WHAT TO PRODUCE:
Leaving out all pictures, transcribe exactly the lines between the line with "Serialize everything readable" and the last line of the records below, both included.
>> begin SUPPLIED MATERIAL
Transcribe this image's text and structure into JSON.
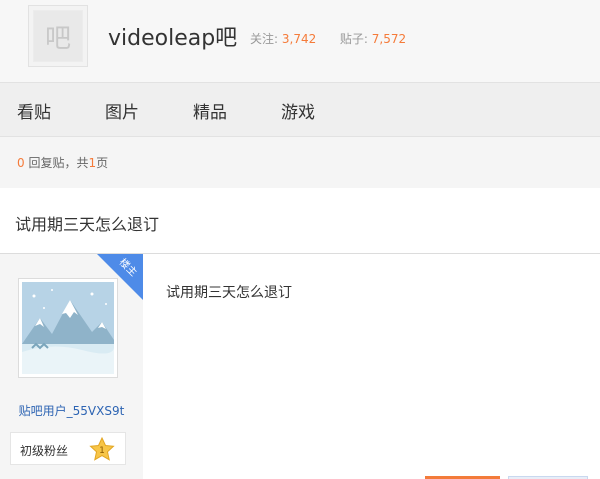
{
  "forum": {
    "logo_glyph": "吧",
    "name": "videoleap吧",
    "follow_label": "关注:",
    "follow_count": "3,742",
    "posts_label": "贴子:",
    "posts_count": "7,572"
  },
  "tabs": [
    "看贴",
    "图片",
    "精品",
    "游戏"
  ],
  "pager": {
    "reply_count": "0",
    "reply_text": " 回复贴，共",
    "page_count": "1",
    "page_suffix": "页"
  },
  "thread": {
    "title": "试用期三天怎么退订"
  },
  "post": {
    "badge": "楼主",
    "username": "贴吧用户_55VXS9t",
    "level_label": "初级粉丝",
    "level_number": "1",
    "content": "试用期三天怎么退订"
  },
  "colors": {
    "accent": "#f57b3a",
    "link": "#2d64b3",
    "badge": "#4e8be8"
  },
  "icons": {
    "star": "star-icon",
    "avatar": "mountain-landscape-avatar"
  }
}
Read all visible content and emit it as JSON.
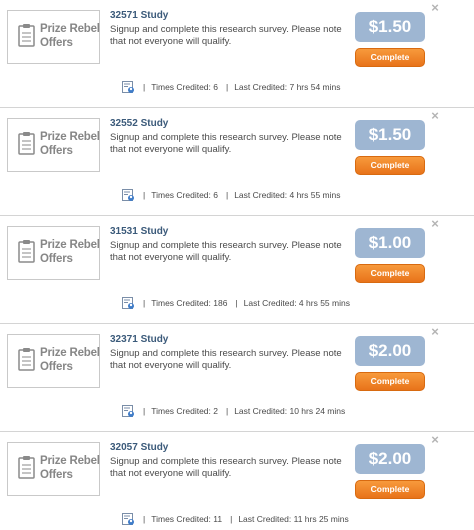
{
  "offers": [
    {
      "logo_text": "Prize Rebel Offers",
      "title": "32571 Study",
      "description": "Signup and complete this research survey. Please note that not everyone will qualify.",
      "price": "$1.50",
      "complete_label": "Complete",
      "times_credited": "Times Credited: 6",
      "last_credited": "Last Credited: 7 hrs 54 mins"
    },
    {
      "logo_text": "Prize Rebel Offers",
      "title": "32552 Study",
      "description": "Signup and complete this research survey. Please note that not everyone will qualify.",
      "price": "$1.50",
      "complete_label": "Complete",
      "times_credited": "Times Credited: 6",
      "last_credited": "Last Credited: 4 hrs 55 mins"
    },
    {
      "logo_text": "Prize Rebel Offers",
      "title": "31531 Study",
      "description": "Signup and complete this research survey. Please note that not everyone will qualify.",
      "price": "$1.00",
      "complete_label": "Complete",
      "times_credited": "Times Credited: 186",
      "last_credited": "Last Credited: 4 hrs 55 mins"
    },
    {
      "logo_text": "Prize Rebel Offers",
      "title": "32371 Study",
      "description": "Signup and complete this research survey. Please note that not everyone will qualify.",
      "price": "$2.00",
      "complete_label": "Complete",
      "times_credited": "Times Credited: 2",
      "last_credited": "Last Credited: 10 hrs 24 mins"
    },
    {
      "logo_text": "Prize Rebel Offers",
      "title": "32057 Study",
      "description": "Signup and complete this research survey. Please note that not everyone will qualify.",
      "price": "$2.00",
      "complete_label": "Complete",
      "times_credited": "Times Credited: 11",
      "last_credited": "Last Credited: 11 hrs 25 mins"
    }
  ],
  "icons": {
    "logo": "clipboard-icon",
    "credit": "user-stats-icon",
    "close": "close-icon"
  },
  "colors": {
    "price_badge": "#9eb6d2",
    "complete_button": "#f08a2a",
    "title": "#3b5a7a"
  }
}
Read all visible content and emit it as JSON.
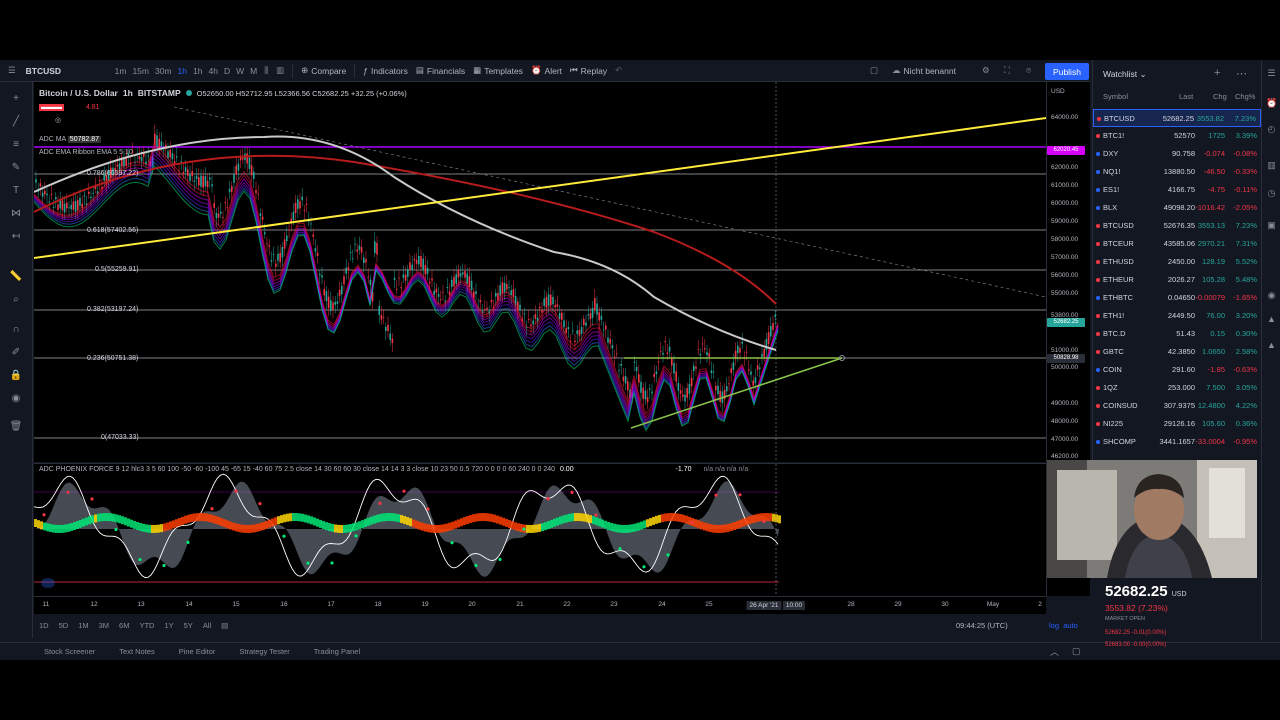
{
  "toolbar": {
    "symbol": "BTCUSD",
    "intervals": [
      "1m",
      "15m",
      "30m",
      "1h",
      "1h",
      "4h",
      "D",
      "W",
      "M"
    ],
    "compare_label": "Compare",
    "indicators_label": "Indicators",
    "financials_label": "Financials",
    "templates_label": "Templates",
    "alert_label": "Alert",
    "replay_label": "Replay",
    "layout_name": "Nicht benannt",
    "publish_label": "Publish"
  },
  "chart": {
    "title": "Bitcoin / U.S. Dollar",
    "interval": "1h",
    "exchange": "BITSTAMP",
    "ohlc": "O52650.00  H52712.95  L52366.56  C52682.25  +32.25 (+0.06%)",
    "ind1_name": "ADC MA",
    "ind1_val": "50782.87",
    "ind2_name": "ADC EMA Ribbon EMA 5 5 10",
    "fib_levels": [
      "0.786(60597.22)",
      "0.618(57402.56)",
      "0.5(55259.91)",
      "0.382(53197.24)",
      "0.236(50751.38)",
      "0(47033.33)"
    ],
    "price_ticks": [
      "USD",
      "64000.00",
      "62000.00",
      "61000.00",
      "60000.00",
      "59000.00",
      "58000.00",
      "57000.00",
      "56000.00",
      "55000.00",
      "53800.00",
      "51000.00",
      "50000.00",
      "49000.00",
      "48000.00",
      "47000.00",
      "46200.00"
    ],
    "badge_yellow_line": "62020.45",
    "badge_price": "52682.25",
    "badge_hline": "50828.98",
    "colors": {
      "up": "#26a69a",
      "down": "#f23645",
      "trend_yellow": "#ffeb3b",
      "triangle_green": "#8bc34a",
      "ma_white": "#c9c9c9",
      "ema_red": "#b71c1c",
      "fib_white": "#d1d4dc"
    }
  },
  "oscillator": {
    "label": "ADC PHOENIX FORCE 9 12 hlc3 3 5 60 100 -50 -60 -100 45 -65 15 -40 60 75 2.5 close 14 30 60 60 30 close 14 14 3 3 close 10 23 50 0.5 720 0 0 0 0 60 240 0 0 240",
    "value": "0.00",
    "value2": "-1.70",
    "na_text": "n/a  n/a  n/a  n/a"
  },
  "time_axis": {
    "ticks": [
      "11",
      "12",
      "13",
      "14",
      "15",
      "16",
      "17",
      "18",
      "19",
      "20",
      "21",
      "22",
      "23",
      "24",
      "25",
      "26 Apr '21",
      "10:00",
      "28",
      "29",
      "30",
      "May",
      "2"
    ]
  },
  "range_bar": {
    "ranges": [
      "1D",
      "5D",
      "1M",
      "3M",
      "6M",
      "YTD",
      "1Y",
      "5Y",
      "All"
    ],
    "clock": "09:44:25 (UTC)",
    "log": "log",
    "auto": "auto"
  },
  "bottom_tabs": [
    "Stock Screener",
    "Text Notes",
    "Pine Editor",
    "Strategy Tester",
    "Trading Panel"
  ],
  "watchlist": {
    "title": "Watchlist",
    "headers": {
      "symbol": "Symbol",
      "last": "Last",
      "chg": "Chg",
      "chgp": "Chg%"
    },
    "rows": [
      {
        "symbol": "BTCUSD",
        "last": "52682.25",
        "chg": "3553.82",
        "chgp": "7.23%",
        "dir": "pos",
        "sel": true
      },
      {
        "symbol": "BTC1!",
        "last": "52570",
        "chg": "1725",
        "chgp": "3.39%",
        "dir": "pos",
        "sel": false
      },
      {
        "symbol": "DXY",
        "last": "90.758",
        "chg": "-0.074",
        "chgp": "-0.08%",
        "dir": "neg",
        "sel": false
      },
      {
        "symbol": "NQ1!",
        "last": "13880.50",
        "chg": "-46.50",
        "chgp": "-0.33%",
        "dir": "neg",
        "sel": false
      },
      {
        "symbol": "ES1!",
        "last": "4166.75",
        "chg": "-4.75",
        "chgp": "-0.11%",
        "dir": "neg",
        "sel": false
      },
      {
        "symbol": "BLX",
        "last": "49098.20",
        "chg": "-1016.42",
        "chgp": "-2.05%",
        "dir": "neg",
        "sel": false
      },
      {
        "symbol": "BTCUSD",
        "last": "52676.35",
        "chg": "3553.13",
        "chgp": "7.23%",
        "dir": "pos",
        "sel": false
      },
      {
        "symbol": "BTCEUR",
        "last": "43585.06",
        "chg": "2970.21",
        "chgp": "7.31%",
        "dir": "pos",
        "sel": false
      },
      {
        "symbol": "ETHUSD",
        "last": "2450.00",
        "chg": "128.19",
        "chgp": "5.52%",
        "dir": "pos",
        "sel": false
      },
      {
        "symbol": "ETHEUR",
        "last": "2026.27",
        "chg": "105.28",
        "chgp": "5.48%",
        "dir": "pos",
        "sel": false
      },
      {
        "symbol": "ETHBTC",
        "last": "0.04650",
        "chg": "-0.00079",
        "chgp": "-1.65%",
        "dir": "neg",
        "sel": false
      },
      {
        "symbol": "ETH1!",
        "last": "2449.50",
        "chg": "76.00",
        "chgp": "3.20%",
        "dir": "pos",
        "sel": false
      },
      {
        "symbol": "BTC.D",
        "last": "51.43",
        "chg": "0.15",
        "chgp": "0.30%",
        "dir": "pos",
        "sel": false
      },
      {
        "symbol": "GBTC",
        "last": "42.3850",
        "chg": "1.0650",
        "chgp": "2.58%",
        "dir": "pos",
        "sel": false
      },
      {
        "symbol": "COIN",
        "last": "291.60",
        "chg": "-1.85",
        "chgp": "-0.63%",
        "dir": "neg",
        "sel": false
      },
      {
        "symbol": "1QZ",
        "last": "253.000",
        "chg": "7.500",
        "chgp": "3.05%",
        "dir": "pos",
        "sel": false
      },
      {
        "symbol": "COINSUD",
        "last": "307.9375",
        "chg": "12.4800",
        "chgp": "4.22%",
        "dir": "pos",
        "sel": false
      },
      {
        "symbol": "NI225",
        "last": "29126.16",
        "chg": "105.60",
        "chgp": "0.36%",
        "dir": "pos",
        "sel": false
      },
      {
        "symbol": "SHCOMP",
        "last": "3441.1657",
        "chg": "-33.0004",
        "chgp": "-0.95%",
        "dir": "neg",
        "sel": false
      }
    ]
  },
  "ticker_panel": {
    "price": "52682.25",
    "currency": "USD",
    "change": "3553.82 (7.23%)",
    "market": "MARKET OPEN",
    "line1": "52682.25  -0.01(0.00%)",
    "line2": "52683.00  -0.00(0.00%)"
  }
}
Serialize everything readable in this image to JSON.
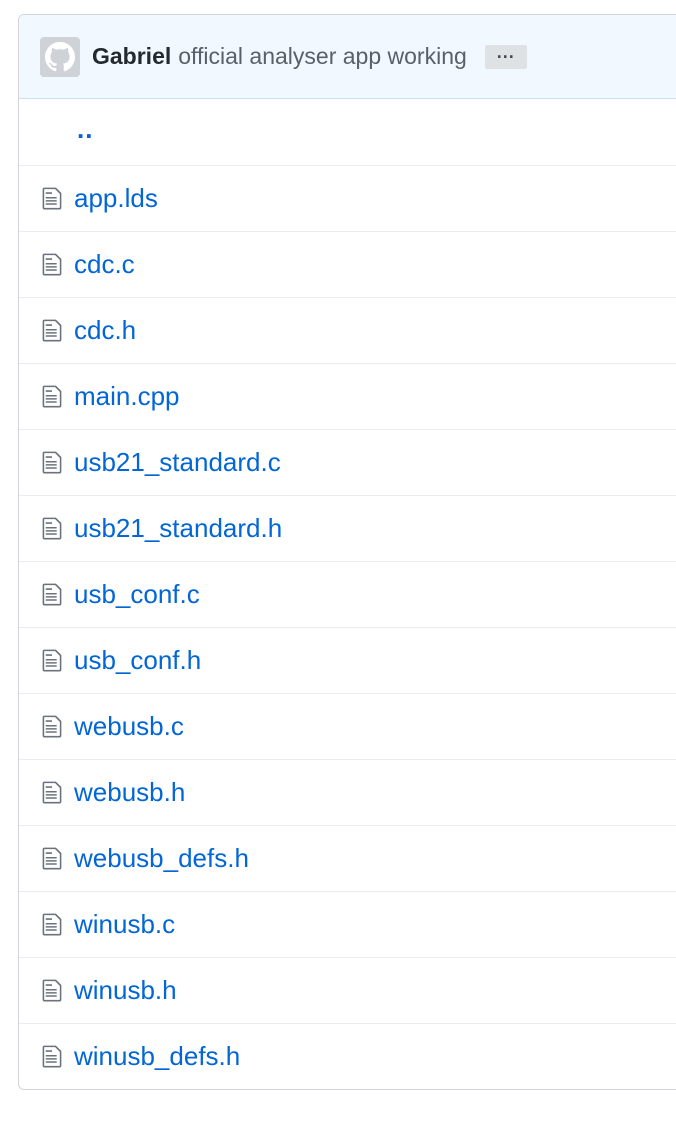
{
  "commit": {
    "author": "Gabriel",
    "message": "official analyser app working",
    "more_label": "···",
    "avatar_icon": "github-octocat-icon"
  },
  "parent_dir": {
    "label": ".."
  },
  "files": [
    {
      "name": "app.lds",
      "icon": "file-icon"
    },
    {
      "name": "cdc.c",
      "icon": "file-icon"
    },
    {
      "name": "cdc.h",
      "icon": "file-icon"
    },
    {
      "name": "main.cpp",
      "icon": "file-icon"
    },
    {
      "name": "usb21_standard.c",
      "icon": "file-icon"
    },
    {
      "name": "usb21_standard.h",
      "icon": "file-icon"
    },
    {
      "name": "usb_conf.c",
      "icon": "file-icon"
    },
    {
      "name": "usb_conf.h",
      "icon": "file-icon"
    },
    {
      "name": "webusb.c",
      "icon": "file-icon"
    },
    {
      "name": "webusb.h",
      "icon": "file-icon"
    },
    {
      "name": "webusb_defs.h",
      "icon": "file-icon"
    },
    {
      "name": "winusb.c",
      "icon": "file-icon"
    },
    {
      "name": "winusb.h",
      "icon": "file-icon"
    },
    {
      "name": "winusb_defs.h",
      "icon": "file-icon"
    }
  ],
  "colors": {
    "link": "#0366d6",
    "header_bg": "#f1f8ff",
    "border": "#d1d5da"
  }
}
>> end SUPPLIED MATERIAL
CORRECT RESPONSE:
Serialize everything readable in this image to JSON.
{
  "commit": {
    "author": "Gabriel",
    "message": "official analyser app working",
    "more_label": "···",
    "avatar_icon": "github-octocat-icon"
  },
  "parent_dir": {
    "label": ".."
  },
  "files": [
    {
      "name": "app.lds",
      "icon": "file-icon"
    },
    {
      "name": "cdc.c",
      "icon": "file-icon"
    },
    {
      "name": "cdc.h",
      "icon": "file-icon"
    },
    {
      "name": "main.cpp",
      "icon": "file-icon"
    },
    {
      "name": "usb21_standard.c",
      "icon": "file-icon"
    },
    {
      "name": "usb21_standard.h",
      "icon": "file-icon"
    },
    {
      "name": "usb_conf.c",
      "icon": "file-icon"
    },
    {
      "name": "usb_conf.h",
      "icon": "file-icon"
    },
    {
      "name": "webusb.c",
      "icon": "file-icon"
    },
    {
      "name": "webusb.h",
      "icon": "file-icon"
    },
    {
      "name": "webusb_defs.h",
      "icon": "file-icon"
    },
    {
      "name": "winusb.c",
      "icon": "file-icon"
    },
    {
      "name": "winusb.h",
      "icon": "file-icon"
    },
    {
      "name": "winusb_defs.h",
      "icon": "file-icon"
    }
  ],
  "colors": {
    "link": "#0366d6",
    "header_bg": "#f1f8ff",
    "border": "#d1d5da"
  }
}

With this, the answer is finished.